- Records to process -
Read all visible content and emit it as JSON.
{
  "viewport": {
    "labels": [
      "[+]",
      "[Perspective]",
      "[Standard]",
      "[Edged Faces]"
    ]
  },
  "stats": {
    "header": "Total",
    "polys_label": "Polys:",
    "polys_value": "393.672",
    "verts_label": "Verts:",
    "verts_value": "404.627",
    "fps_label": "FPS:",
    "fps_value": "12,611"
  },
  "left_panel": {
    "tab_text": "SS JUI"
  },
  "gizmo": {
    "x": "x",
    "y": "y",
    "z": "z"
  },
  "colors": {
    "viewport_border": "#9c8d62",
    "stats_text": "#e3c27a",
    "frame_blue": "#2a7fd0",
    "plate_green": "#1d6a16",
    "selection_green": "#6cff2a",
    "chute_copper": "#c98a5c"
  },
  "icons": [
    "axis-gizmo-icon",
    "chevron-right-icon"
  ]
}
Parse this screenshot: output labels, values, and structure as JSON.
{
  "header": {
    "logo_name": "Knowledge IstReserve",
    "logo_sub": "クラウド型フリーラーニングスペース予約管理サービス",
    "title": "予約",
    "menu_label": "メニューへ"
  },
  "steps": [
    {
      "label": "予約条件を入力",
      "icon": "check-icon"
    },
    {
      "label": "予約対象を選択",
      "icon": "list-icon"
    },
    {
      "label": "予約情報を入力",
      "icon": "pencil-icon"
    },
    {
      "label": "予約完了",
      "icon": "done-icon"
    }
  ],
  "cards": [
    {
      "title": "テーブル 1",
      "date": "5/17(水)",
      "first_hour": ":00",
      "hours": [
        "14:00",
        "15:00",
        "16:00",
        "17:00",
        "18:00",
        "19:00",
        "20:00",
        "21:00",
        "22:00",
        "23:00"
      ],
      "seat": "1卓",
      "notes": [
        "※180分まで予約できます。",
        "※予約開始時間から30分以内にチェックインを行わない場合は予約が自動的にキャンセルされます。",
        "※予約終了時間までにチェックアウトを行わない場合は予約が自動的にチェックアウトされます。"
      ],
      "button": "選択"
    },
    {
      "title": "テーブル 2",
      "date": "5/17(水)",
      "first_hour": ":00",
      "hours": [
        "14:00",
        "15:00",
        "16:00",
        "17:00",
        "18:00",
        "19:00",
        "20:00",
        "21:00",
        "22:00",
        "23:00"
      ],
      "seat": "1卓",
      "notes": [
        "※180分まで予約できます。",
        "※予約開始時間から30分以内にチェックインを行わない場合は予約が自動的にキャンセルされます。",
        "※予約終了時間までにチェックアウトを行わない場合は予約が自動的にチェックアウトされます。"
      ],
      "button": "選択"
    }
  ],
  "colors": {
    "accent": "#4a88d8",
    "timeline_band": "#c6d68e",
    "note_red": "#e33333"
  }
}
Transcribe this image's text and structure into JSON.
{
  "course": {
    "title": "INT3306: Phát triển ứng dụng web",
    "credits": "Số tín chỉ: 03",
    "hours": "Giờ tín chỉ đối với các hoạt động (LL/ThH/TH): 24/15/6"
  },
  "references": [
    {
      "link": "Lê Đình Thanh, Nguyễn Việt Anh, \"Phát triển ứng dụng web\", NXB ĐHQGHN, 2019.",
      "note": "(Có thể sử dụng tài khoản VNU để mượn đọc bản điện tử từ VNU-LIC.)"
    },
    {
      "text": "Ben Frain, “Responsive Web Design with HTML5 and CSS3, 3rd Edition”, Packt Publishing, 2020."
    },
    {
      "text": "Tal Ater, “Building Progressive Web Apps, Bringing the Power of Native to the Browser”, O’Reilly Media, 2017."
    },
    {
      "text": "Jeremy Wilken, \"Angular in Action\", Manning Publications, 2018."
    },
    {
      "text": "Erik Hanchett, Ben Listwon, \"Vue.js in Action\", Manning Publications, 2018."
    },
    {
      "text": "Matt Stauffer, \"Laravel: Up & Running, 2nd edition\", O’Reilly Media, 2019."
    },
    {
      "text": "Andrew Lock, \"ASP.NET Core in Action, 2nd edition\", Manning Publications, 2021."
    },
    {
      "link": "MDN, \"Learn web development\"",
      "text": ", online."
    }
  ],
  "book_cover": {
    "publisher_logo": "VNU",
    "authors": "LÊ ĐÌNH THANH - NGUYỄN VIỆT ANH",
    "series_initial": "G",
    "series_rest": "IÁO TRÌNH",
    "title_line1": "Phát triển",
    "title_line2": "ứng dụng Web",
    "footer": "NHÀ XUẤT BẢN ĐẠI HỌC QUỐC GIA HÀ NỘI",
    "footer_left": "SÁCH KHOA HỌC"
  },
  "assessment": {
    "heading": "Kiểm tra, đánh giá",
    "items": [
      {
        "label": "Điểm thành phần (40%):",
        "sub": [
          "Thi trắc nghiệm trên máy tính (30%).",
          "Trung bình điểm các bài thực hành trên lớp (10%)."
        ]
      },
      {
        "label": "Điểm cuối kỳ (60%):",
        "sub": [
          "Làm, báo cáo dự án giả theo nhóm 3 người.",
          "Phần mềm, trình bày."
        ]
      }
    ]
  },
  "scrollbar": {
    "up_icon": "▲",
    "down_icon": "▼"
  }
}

- Aim -
Copy out all lines where the word "Phát" appears.

- Response to the task -
    "title": "INT3306: Phát triển ứng dụng web",
      "link": "Lê Đình Thanh, Nguyễn Việt Anh, \"Phát triển ứng dụng web\", NXB ĐHQGHN, 2019.",
    "title_line1": "Phát triển",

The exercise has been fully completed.